Exercise description
Copy the data precisely, character for character, and leave out every picture.

--- Rows ---

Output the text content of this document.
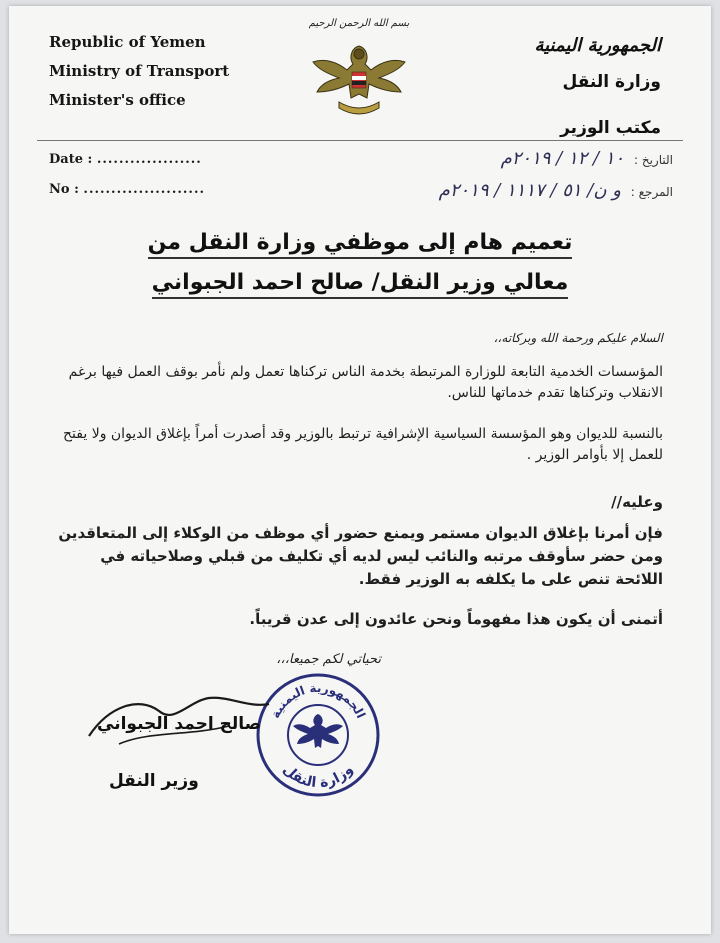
Republic of Yemen
Ministry of Transport
Minister's office
بسم الله الرحمن الرحيم
الجمهورية اليمنية
وزارة النقل
مكتب الوزير
Date : ...................
No : ......................
التاريخ : ١٠ / ١٢ / ٢٠١٩م
المرجع : و ن/ ٥١ / ١١١٧ / ٢٠١٩م
تعميم هام إلى موظفي وزارة النقل من
معالي وزير النقل/ صالح احمد الجبواني
السلام عليكم ورحمة الله وبركاته،،
المؤسسات الخدمية التابعة للوزارة المرتبطة بخدمة الناس تركناها تعمل ولم نأمر بوقف العمل فيها برغم الانقلاب وتركناها تقدم خدماتها للناس.
بالنسبة للديوان وهو المؤسسة السياسية الإشرافية ترتبط بالوزير وقد أصدرت أمراً بإغلاق الديوان ولا يفتح للعمل إلا بأوامر الوزير .
وعليه//
فإن أمرنا بإغلاق الديوان مستمر ويمنع حضور أي موظف من الوكلاء إلى المتعاقدين ومن حضر سأوقف مرتبه والنائب ليس لديه أي تكليف من قبلي وصلاحياته في اللائحة تنص على ما يكلفه به الوزير فقط.
أتمنى أن يكون هذا مفهوماً ونحن عائدون إلى عدن قريباً.
تحياتي لكم جميعا،،،
الجمهورية اليمنية
وزارة النقل
صالح احمد الجبواني
وزير النقل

---

Full solution
Output the text content of this document.
Republic of Yemen
Ministry of Transport
Minister's office
بسم الله الرحمن الرحيم
الجمهورية اليمنية
وزارة النقل
مكتب الوزير
Date : ...................
No : ......................
التاريخ : ١٠ / ١٢ / ٢٠١٩م
المرجع : و ن/ ٥١ / ١١١٧ / ٢٠١٩م
تعميم هام إلى موظفي وزارة النقل من
معالي وزير النقل/ صالح احمد الجبواني
السلام عليكم ورحمة الله وبركاته،،
المؤسسات الخدمية التابعة للوزارة المرتبطة بخدمة الناس تركناها تعمل ولم نأمر بوقف العمل فيها برغم الانقلاب وتركناها تقدم خدماتها للناس.
بالنسبة للديوان وهو المؤسسة السياسية الإشرافية ترتبط بالوزير وقد أصدرت أمراً بإغلاق الديوان ولا يفتح للعمل إلا بأوامر الوزير .
وعليه//
فإن أمرنا بإغلاق الديوان مستمر ويمنع حضور أي موظف من الوكلاء إلى المتعاقدين ومن حضر سأوقف مرتبه والنائب ليس لديه أي تكليف من قبلي وصلاحياته في اللائحة تنص على ما يكلفه به الوزير فقط.
أتمنى أن يكون هذا مفهوماً ونحن عائدون إلى عدن قريباً.
تحياتي لكم جميعا،،،
الجمهورية اليمنية
وزارة النقل
صالح احمد الجبواني
وزير النقل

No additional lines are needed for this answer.